[Saved entries]
↓

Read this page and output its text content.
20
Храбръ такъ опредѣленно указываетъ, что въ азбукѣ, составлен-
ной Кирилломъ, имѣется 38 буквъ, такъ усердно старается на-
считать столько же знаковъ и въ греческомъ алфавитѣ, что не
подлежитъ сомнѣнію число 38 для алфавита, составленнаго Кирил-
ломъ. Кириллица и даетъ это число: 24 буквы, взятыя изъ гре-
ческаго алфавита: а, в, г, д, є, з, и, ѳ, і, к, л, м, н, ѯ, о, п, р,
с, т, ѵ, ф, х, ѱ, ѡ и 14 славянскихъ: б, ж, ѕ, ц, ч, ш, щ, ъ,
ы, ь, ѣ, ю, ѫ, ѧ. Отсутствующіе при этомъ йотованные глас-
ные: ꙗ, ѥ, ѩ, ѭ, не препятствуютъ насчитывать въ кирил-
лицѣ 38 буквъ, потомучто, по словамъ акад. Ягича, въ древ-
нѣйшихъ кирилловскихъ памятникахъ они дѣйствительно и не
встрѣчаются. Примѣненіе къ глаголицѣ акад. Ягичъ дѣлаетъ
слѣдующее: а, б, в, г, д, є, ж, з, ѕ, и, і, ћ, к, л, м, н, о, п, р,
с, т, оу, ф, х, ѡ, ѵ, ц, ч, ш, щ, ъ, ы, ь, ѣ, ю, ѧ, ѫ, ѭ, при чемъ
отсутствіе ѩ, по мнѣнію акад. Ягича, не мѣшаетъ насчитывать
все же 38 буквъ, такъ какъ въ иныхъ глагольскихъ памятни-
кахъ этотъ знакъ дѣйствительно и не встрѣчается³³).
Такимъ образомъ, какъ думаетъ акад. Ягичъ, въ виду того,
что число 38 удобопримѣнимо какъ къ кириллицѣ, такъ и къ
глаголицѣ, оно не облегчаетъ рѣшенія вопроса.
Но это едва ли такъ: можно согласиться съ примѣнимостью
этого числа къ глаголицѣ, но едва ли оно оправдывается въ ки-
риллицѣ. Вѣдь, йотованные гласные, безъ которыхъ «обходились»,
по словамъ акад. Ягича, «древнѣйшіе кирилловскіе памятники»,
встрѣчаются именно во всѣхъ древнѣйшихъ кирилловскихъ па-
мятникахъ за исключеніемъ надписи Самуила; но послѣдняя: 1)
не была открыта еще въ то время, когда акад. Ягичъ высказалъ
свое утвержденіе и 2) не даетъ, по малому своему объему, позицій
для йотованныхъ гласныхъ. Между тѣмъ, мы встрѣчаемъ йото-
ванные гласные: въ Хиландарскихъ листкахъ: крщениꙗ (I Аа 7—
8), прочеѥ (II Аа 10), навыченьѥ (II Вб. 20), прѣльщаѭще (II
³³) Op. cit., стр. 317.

↑

▶ _WRITTEN PROBLEM_:
Check each line of the data above for the string "дѣйствительно", then report how many lines have it, with no other words.

▶ _CORRECT RESPONSE_:
2